▶ **Task goal**:
Say how many lines contain the word "System" and give no other text.
******
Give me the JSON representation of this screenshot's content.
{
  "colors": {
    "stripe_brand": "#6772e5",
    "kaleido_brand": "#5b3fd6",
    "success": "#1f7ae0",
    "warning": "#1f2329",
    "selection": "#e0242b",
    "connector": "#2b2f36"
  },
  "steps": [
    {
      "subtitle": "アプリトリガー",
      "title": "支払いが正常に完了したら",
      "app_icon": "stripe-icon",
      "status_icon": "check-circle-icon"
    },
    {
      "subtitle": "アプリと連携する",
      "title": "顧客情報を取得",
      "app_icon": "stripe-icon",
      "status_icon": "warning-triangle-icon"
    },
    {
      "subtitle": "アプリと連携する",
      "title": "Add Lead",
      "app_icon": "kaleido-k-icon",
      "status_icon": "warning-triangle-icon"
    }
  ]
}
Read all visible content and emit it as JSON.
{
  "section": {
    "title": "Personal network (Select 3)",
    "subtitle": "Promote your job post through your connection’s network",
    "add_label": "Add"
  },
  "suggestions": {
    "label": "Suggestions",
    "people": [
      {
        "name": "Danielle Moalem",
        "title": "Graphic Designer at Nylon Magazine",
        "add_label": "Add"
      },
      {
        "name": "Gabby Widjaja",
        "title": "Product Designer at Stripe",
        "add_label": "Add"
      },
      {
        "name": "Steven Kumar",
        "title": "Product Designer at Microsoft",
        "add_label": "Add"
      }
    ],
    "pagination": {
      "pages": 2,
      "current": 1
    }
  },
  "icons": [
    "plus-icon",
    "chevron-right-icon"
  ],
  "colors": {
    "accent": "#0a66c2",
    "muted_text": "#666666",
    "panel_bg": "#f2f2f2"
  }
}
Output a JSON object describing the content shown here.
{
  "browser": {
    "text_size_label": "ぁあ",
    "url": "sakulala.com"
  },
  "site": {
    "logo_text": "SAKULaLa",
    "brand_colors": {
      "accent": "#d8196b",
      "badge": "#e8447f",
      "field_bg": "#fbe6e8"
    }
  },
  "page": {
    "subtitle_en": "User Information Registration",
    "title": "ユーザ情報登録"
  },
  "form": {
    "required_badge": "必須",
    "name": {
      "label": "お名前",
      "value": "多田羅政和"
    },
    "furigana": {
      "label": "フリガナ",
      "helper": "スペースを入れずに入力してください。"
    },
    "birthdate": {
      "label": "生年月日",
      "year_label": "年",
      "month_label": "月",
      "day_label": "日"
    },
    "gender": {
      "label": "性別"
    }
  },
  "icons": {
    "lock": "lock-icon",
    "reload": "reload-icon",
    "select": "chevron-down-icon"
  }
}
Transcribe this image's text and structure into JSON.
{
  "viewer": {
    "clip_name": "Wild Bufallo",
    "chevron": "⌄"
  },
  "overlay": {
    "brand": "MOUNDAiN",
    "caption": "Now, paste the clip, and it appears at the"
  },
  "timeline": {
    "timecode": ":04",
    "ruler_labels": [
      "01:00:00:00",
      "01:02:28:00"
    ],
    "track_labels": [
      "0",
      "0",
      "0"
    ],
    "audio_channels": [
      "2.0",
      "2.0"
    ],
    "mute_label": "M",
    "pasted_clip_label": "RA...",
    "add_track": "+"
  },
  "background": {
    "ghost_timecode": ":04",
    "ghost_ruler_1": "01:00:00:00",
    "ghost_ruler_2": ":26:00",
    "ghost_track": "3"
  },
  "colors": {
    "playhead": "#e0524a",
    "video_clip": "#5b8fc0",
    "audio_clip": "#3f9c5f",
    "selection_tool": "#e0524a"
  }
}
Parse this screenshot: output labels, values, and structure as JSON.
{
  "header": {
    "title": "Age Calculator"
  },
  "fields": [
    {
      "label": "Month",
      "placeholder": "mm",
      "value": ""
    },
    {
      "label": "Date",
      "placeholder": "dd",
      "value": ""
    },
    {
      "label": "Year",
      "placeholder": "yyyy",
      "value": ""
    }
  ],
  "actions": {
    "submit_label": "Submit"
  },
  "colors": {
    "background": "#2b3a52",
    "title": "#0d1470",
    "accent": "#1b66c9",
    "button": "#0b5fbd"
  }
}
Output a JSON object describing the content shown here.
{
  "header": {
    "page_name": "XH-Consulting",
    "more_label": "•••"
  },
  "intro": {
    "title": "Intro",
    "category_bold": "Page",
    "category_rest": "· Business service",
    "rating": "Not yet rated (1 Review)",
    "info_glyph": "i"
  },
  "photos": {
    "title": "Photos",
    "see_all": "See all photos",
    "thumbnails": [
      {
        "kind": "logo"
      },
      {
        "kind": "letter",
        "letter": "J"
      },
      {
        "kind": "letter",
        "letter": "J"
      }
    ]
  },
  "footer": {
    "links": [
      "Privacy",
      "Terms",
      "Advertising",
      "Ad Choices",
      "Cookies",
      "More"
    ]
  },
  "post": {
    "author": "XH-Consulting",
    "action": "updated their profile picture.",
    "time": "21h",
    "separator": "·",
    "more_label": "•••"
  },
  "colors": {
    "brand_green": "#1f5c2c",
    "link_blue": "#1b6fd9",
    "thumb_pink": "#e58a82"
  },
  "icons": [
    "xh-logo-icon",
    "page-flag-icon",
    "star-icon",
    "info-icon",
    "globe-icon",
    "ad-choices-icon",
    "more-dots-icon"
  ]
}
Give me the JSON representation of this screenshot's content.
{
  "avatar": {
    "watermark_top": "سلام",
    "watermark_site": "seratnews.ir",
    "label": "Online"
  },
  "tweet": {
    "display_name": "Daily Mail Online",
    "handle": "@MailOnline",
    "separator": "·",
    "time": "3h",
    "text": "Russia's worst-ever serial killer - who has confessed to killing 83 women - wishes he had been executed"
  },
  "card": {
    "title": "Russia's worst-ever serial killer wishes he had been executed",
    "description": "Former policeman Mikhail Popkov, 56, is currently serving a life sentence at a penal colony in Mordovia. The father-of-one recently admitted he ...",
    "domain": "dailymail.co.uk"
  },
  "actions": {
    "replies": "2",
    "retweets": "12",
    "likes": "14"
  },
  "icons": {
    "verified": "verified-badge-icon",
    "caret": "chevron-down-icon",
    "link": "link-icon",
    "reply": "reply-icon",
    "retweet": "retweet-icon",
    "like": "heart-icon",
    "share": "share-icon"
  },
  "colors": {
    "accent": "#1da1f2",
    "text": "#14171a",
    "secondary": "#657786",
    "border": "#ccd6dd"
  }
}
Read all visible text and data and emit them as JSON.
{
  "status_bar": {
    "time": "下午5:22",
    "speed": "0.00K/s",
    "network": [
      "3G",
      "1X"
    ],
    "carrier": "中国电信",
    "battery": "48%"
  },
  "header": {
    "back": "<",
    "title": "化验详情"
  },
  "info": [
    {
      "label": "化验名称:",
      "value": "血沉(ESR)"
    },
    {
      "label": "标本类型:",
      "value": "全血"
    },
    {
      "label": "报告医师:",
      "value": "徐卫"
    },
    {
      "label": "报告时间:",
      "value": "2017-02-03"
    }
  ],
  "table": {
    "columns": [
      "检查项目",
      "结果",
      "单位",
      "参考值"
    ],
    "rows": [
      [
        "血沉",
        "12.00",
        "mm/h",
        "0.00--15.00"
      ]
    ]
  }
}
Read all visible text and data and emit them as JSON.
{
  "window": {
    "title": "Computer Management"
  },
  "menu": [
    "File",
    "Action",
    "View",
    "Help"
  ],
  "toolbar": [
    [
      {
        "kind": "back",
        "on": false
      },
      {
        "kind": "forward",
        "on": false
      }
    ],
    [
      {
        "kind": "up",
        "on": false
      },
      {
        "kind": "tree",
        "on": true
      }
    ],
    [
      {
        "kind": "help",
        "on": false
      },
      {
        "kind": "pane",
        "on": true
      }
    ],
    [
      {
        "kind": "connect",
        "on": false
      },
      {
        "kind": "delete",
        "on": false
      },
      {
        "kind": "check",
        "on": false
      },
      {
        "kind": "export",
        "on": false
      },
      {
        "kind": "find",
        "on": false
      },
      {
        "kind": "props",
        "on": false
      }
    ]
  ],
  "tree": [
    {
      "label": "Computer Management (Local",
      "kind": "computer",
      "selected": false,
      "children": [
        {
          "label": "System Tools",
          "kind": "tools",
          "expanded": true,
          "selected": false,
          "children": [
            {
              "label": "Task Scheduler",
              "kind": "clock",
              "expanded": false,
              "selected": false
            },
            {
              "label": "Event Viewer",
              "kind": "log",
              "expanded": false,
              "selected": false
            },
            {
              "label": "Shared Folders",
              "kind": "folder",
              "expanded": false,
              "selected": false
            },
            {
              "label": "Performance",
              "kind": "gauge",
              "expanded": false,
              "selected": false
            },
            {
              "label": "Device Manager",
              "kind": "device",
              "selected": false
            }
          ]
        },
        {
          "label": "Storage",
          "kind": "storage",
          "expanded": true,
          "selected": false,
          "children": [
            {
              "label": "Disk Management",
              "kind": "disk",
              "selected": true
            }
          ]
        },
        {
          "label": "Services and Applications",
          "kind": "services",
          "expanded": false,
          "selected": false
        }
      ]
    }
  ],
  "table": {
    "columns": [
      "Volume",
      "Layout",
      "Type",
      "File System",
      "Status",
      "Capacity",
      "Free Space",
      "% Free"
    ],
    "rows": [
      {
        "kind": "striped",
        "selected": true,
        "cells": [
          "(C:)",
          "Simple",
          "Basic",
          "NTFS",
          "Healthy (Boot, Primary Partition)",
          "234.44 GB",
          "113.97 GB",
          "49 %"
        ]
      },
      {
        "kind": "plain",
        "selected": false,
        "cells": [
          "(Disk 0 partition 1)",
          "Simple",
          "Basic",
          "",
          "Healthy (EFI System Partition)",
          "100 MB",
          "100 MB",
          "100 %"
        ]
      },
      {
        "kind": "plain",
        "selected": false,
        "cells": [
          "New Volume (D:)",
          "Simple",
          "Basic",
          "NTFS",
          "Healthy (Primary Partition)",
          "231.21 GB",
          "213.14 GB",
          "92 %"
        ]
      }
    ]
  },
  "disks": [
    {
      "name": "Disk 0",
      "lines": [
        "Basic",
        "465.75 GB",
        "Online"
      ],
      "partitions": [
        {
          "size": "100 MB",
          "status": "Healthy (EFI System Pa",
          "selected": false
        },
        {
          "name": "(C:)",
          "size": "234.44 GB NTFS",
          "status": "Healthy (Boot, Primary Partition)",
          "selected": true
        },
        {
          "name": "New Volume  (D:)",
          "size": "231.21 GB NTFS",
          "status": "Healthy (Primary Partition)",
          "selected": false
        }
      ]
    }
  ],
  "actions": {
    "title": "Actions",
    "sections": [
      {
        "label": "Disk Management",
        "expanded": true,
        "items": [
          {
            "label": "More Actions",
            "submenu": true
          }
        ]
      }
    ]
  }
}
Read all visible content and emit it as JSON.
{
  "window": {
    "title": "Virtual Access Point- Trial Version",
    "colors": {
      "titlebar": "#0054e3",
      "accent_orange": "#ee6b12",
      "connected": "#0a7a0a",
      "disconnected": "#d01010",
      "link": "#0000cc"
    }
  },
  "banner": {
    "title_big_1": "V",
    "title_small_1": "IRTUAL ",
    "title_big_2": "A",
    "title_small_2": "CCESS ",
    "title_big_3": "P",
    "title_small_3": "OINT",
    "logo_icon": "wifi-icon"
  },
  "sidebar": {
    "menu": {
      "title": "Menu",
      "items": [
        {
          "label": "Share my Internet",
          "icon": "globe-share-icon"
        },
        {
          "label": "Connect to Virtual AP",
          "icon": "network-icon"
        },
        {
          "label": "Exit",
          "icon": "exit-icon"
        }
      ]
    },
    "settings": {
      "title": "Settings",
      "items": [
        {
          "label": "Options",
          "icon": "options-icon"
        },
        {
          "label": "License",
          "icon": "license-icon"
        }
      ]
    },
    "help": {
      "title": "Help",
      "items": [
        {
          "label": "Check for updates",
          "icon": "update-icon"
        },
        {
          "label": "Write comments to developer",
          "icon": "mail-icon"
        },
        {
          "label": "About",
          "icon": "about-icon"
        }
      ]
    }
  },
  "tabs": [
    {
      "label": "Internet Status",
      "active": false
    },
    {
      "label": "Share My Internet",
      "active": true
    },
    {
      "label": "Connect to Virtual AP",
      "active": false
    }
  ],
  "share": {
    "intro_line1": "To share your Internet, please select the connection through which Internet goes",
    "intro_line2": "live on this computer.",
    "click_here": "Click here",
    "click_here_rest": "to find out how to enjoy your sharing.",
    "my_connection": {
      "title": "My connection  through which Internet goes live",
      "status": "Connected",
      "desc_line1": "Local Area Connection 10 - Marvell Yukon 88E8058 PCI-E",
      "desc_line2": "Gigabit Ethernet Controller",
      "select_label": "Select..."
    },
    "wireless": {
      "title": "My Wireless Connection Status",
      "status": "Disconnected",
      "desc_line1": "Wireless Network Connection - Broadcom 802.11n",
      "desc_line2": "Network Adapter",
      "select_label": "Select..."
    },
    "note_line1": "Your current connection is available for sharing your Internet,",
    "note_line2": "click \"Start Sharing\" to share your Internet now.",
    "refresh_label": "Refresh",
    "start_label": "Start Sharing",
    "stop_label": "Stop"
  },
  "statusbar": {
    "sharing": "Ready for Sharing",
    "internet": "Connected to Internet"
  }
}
******
▶ **Worked solution**:
4